## [PROVIDED TEXT]
--- Begin ---

What space do we need to create? Is it necessary to retreat from the world in order to give most fully of ourselves to a world yearning for our gifts?
For over ten years, the musician and lyricist who has most enthralled me years is Nick Cave. He and his band’s work has always echoed something in my soul. Their sounds and literary-quality lyrics draw me in with a richness and bursting intensity of imagination, covering a vast expanse of tone and topic from the harshest of dark and diabolical (including an entire album of murder ballads) to the peaks of full joyfulness, achingly tender, and awe-struck transcendence.
Others seem to agree. Although they seem to have achieved an peculiar standing as globally beloved yet still fundamentally underground, mostly out-of-sight in popular cultureOriginally from Australia, Cave and band the Bad Seeds have been described as “one of the most original and celebrated bands of the post-punk and alternative rock eras in the ’80s and onward.”
I admire Cave as a creator. In his output, he achieves something I aspire to in my own efforts at community-building, artistic pursuits, relationships, and general way of living: an authenticity and invitation to presence, to real connection with life and all it means to be a human among humans.
So, I was keen to see how Cave responded to Brian from Shakopee, Minnesota, whose question appeared in the recent entry #192 of Cave’s “Red Hand Letters” (a blog and newsletter of letters between him and people who love his work):
“I understand from having seen 20,000 Days on Earth that you keep an office separate for your creative work. Do you have any recommendations on how I can create a sacred space that allows me to go in and shut the door and lock out the world?”
I suspect that Cave’s response may be of use anyone seeking that “best way” to give most fully of ourselves to a world so yearning for our gifts:
For most of my creative life I did indeed maintain an office at home. This office, with its massive desk, typewriter, shelves of books, and its accumulated piles of artefacts and self-absorbed scribblings, I considered to be my ‘sacred space’, a fortress where I could shut the door and lock out the world. But in time this office, my retreat, started to become a place of exclusion or of hiding, a place where I could turn away from the world, under the guise of being creative, at the expense of all else.

--- End ---

## [GIVEN REQUEST 1]
Using the text about Nick Cave, answer these questions:
(a) Where are Cave and his band originally from?
(b) What is the name of Cave's band?
(c) Where does Brian, the letter writer, live?
## [GIVEN REQUEST 2]
The text about Nick Cave names the areas of the writer's own life where the writer aspires to achieve what Cave achieves. List every one of them.

## [ENTRIES SUPPLIED]
--- Begin ---

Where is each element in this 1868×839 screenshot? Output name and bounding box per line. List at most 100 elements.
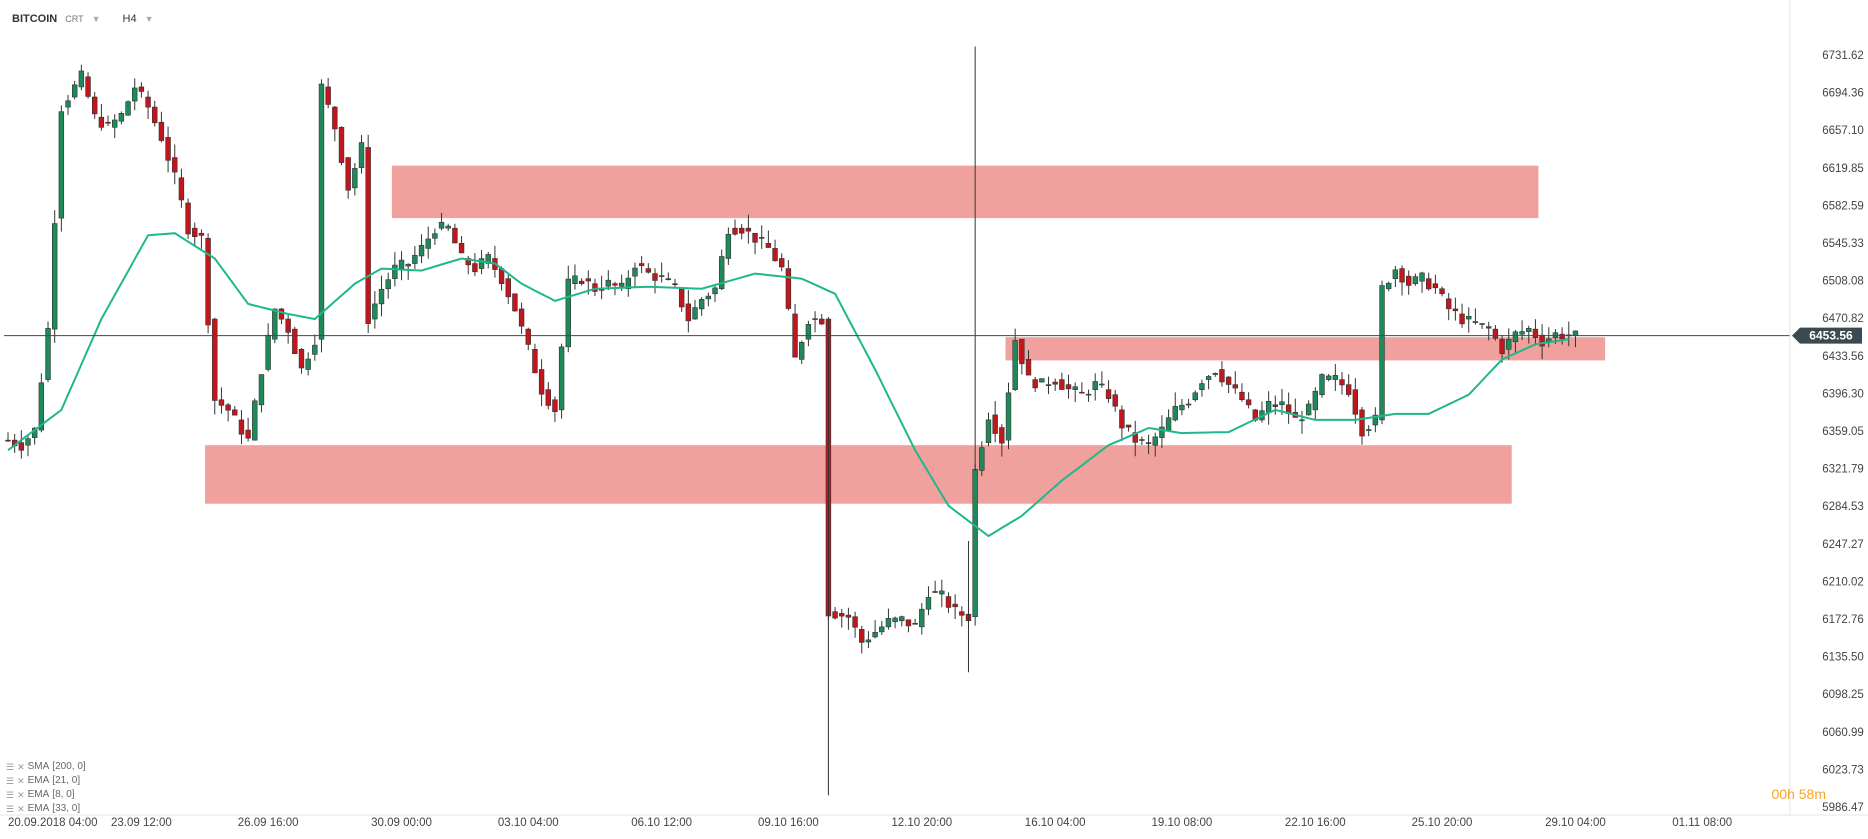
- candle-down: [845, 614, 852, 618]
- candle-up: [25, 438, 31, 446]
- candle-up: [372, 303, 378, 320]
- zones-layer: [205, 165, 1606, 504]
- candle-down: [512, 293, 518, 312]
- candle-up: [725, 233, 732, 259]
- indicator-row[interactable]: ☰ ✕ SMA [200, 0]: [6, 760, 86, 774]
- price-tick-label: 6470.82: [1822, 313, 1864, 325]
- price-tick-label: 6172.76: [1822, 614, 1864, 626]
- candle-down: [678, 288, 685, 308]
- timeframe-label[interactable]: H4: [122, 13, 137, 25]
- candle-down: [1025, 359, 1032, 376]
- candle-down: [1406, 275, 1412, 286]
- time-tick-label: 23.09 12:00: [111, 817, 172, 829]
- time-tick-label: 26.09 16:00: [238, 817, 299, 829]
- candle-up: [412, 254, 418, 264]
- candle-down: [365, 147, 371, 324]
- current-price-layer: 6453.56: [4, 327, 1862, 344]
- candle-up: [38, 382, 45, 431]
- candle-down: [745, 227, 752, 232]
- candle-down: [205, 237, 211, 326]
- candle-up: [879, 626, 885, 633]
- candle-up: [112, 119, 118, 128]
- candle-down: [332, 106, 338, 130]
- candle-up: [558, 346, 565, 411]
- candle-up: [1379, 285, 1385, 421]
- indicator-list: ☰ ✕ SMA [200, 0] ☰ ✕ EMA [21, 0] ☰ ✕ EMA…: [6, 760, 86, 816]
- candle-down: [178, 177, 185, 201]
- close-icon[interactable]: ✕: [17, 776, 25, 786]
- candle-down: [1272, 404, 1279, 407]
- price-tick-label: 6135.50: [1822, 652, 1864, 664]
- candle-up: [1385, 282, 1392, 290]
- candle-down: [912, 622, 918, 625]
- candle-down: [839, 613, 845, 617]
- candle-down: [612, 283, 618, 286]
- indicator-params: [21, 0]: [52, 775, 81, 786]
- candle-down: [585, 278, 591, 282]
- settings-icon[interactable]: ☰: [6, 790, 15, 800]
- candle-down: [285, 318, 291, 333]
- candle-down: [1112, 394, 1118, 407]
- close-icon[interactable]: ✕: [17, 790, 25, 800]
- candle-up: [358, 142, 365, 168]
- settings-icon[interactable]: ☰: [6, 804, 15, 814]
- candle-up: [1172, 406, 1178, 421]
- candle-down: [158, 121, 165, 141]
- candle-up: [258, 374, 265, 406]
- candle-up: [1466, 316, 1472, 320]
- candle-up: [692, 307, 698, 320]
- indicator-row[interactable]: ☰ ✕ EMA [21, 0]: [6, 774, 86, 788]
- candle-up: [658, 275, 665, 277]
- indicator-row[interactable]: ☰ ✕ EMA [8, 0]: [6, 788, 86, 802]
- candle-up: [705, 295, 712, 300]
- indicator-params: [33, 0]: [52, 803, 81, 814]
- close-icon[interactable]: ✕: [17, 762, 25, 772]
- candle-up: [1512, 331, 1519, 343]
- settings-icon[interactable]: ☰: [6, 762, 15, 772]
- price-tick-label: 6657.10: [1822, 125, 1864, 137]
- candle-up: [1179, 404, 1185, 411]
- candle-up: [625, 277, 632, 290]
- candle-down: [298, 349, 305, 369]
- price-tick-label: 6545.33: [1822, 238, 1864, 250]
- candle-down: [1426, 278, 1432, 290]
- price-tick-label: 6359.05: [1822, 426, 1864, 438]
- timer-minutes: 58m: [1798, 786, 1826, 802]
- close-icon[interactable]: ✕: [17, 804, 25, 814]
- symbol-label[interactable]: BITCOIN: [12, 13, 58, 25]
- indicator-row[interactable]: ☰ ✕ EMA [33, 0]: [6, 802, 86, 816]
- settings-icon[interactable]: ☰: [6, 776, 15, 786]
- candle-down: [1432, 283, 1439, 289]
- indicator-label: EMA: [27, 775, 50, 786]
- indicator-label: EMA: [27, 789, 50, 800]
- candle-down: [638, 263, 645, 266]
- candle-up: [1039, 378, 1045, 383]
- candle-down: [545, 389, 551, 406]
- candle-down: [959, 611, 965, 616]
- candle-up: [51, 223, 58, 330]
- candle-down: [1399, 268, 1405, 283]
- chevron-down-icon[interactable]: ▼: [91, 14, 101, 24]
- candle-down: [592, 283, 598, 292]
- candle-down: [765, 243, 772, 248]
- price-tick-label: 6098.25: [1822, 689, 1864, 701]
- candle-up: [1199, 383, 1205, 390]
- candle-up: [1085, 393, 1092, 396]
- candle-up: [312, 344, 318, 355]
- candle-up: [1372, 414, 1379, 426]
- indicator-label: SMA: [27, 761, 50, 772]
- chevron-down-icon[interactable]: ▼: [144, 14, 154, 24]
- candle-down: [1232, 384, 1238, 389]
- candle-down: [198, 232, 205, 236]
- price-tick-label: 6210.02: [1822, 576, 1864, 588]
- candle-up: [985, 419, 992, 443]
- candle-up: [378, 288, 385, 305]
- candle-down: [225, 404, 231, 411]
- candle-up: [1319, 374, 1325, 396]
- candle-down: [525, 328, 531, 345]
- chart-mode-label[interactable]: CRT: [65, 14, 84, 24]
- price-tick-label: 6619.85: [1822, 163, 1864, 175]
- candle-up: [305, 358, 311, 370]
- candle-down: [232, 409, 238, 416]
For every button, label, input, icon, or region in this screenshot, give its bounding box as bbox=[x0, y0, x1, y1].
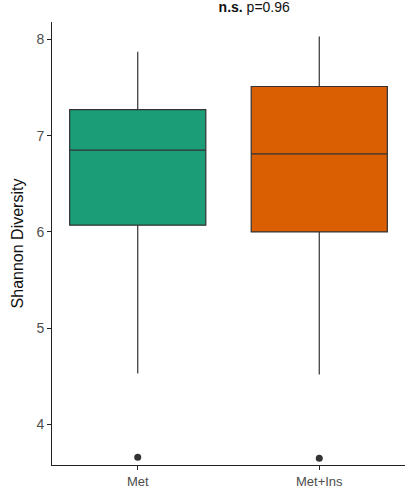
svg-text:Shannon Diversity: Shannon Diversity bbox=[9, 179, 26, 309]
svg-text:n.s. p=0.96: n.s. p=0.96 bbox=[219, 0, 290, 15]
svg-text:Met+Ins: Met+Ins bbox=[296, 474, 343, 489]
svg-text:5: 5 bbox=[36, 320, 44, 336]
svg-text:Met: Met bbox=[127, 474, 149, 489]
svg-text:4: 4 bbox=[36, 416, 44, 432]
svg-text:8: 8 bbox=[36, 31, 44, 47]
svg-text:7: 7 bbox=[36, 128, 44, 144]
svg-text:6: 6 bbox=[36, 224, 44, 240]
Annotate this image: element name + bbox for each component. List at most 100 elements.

--- End ---

## [COMPLETE RESPONSE 1]
(a) Australia
(b) The Bad Seeds
(c) Shakopee, Minnesota

## [COMPLETE RESPONSE 2]
- Community-building
- Artistic pursuits
- Relationships
- General way of living